PROVIDED RECORDS
* Begin *

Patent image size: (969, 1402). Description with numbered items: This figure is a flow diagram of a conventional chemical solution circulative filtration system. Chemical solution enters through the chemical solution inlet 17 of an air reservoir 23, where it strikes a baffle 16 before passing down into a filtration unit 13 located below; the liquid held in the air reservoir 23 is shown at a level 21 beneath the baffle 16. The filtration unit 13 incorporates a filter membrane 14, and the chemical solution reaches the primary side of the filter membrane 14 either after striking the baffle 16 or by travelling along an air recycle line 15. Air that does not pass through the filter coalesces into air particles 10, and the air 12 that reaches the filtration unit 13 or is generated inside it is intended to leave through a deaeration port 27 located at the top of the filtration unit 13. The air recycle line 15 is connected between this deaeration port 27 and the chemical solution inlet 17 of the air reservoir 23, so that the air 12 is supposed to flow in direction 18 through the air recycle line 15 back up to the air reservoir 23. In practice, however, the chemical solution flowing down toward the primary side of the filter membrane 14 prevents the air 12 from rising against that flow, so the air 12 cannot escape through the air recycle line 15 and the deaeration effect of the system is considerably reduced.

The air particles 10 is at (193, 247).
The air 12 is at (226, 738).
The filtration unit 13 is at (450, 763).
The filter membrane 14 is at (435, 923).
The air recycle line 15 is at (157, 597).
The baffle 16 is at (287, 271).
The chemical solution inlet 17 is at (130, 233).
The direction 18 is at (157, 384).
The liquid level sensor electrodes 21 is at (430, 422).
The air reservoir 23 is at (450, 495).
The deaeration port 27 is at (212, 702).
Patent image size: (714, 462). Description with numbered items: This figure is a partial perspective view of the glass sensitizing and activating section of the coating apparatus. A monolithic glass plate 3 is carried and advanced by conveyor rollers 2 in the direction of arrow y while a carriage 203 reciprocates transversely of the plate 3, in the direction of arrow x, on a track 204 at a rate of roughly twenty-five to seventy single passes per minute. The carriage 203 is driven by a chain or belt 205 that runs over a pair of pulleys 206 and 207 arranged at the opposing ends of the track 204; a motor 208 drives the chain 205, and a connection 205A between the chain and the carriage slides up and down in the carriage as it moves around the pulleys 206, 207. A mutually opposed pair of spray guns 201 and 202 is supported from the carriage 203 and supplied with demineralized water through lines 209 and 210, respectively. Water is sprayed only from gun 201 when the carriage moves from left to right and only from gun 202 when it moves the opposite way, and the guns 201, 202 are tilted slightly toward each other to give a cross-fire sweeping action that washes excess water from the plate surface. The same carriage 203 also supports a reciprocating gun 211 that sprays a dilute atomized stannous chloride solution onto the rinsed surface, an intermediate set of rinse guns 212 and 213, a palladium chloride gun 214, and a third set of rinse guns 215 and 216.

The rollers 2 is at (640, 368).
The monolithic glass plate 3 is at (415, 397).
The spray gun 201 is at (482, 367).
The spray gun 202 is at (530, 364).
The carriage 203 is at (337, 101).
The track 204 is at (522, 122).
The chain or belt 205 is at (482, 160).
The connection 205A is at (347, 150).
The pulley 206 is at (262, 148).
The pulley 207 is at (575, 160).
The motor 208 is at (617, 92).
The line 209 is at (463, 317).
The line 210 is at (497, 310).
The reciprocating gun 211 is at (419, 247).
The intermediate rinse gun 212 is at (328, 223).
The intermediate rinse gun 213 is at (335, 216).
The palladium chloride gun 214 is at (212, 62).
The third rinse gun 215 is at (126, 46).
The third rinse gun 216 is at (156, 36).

* End *

Copy out every one of the rows above word for word, keeping them in the same order.

EXPECTED ANSWER
Patent image size: (969, 1402). Description with numbered items: This figure is a flow diagram of a conventional chemical solution circulative filtration system. Chemical solution enters through the chemical solution inlet 17 of an air reservoir 23, where it strikes a baffle 16 before passing down into a filtration unit 13 located below; the liquid held in the air reservoir 23 is shown at a level 21 beneath the baffle 16. The filtration unit 13 incorporates a filter membrane 14, and the chemical solution reaches the primary side of the filter membrane 14 either after striking the baffle 16 or by travelling along an air recycle line 15. Air that does not pass through the filter coalesces into air particles 10, and the air 12 that reaches the filtration unit 13 or is generated inside it is intended to leave through a deaeration port 27 located at the top of the filtration unit 13. The air recycle line 15 is connected between this deaeration port 27 and the chemical solution inlet 17 of the air reservoir 23, so that the air 12 is supposed to flow in direction 18 through the air recycle line 15 back up to the air reservoir 23. In practice, however, the chemical solution flowing down toward the primary side of the filter membrane 14 prevents the air 12 from rising against that flow, so the air 12 cannot escape through the air recycle line 15 and the deaeration effect of the system is considerably reduced.

The air particles 10 is at (193, 247).
The air 12 is at (226, 738).
The filtration unit 13 is at (450, 763).
The filter membrane 14 is at (435, 923).
The air recycle line 15 is at (157, 597).
The baffle 16 is at (287, 271).
The chemical solution inlet 17 is at (130, 233).
The direction 18 is at (157, 384).
The liquid level sensor electrodes 21 is at (430, 422).
The air reservoir 23 is at (450, 495).
The deaeration port 27 is at (212, 702).
Patent image size: (714, 462). Description with numbered items: This figure is a partial perspective view of the glass sensitizing and activating section of the coating apparatus. A monolithic glass plate 3 is carried and advanced by conveyor rollers 2 in the direction of arrow y while a carriage 203 reciprocates transversely of the plate 3, in the direction of arrow x, on a track 204 at a rate of roughly twenty-five to seventy single passes per minute. The carriage 203 is driven by a chain or belt 205 that runs over a pair of pulleys 206 and 207 arranged at the opposing ends of the track 204; a motor 208 drives the chain 205, and a connection 205A between the chain and the carriage slides up and down in the carriage as it moves around the pulleys 206, 207. A mutually opposed pair of spray guns 201 and 202 is supported from the carriage 203 and supplied with demineralized water through lines 209 and 210, respectively. Water is sprayed only from gun 201 when the carriage moves from left to right and only from gun 202 when it moves the opposite way, and the guns 201, 202 are tilted slightly toward each other to give a cross-fire sweeping action that washes excess water from the plate surface. The same carriage 203 also supports a reciprocating gun 211 that sprays a dilute atomized stannous chloride solution onto the rinsed surface, an intermediate set of rinse guns 212 and 213, a palladium chloride gun 214, and a third set of rinse guns 215 and 216.

The rollers 2 is at (640, 368).
The monolithic glass plate 3 is at (415, 397).
The spray gun 201 is at (482, 367).
The spray gun 202 is at (530, 364).
The carriage 203 is at (337, 101).
The track 204 is at (522, 122).
The chain or belt 205 is at (482, 160).
The connection 205A is at (347, 150).
The pulley 206 is at (262, 148).
The pulley 207 is at (575, 160).
The motor 208 is at (617, 92).
The line 209 is at (463, 317).
The line 210 is at (497, 310).
The reciprocating gun 211 is at (419, 247).
The intermediate rinse gun 212 is at (328, 223).
The intermediate rinse gun 213 is at (335, 216).
The palladium chloride gun 214 is at (212, 62).
The third rinse gun 215 is at (126, 46).
The third rinse gun 216 is at (156, 36).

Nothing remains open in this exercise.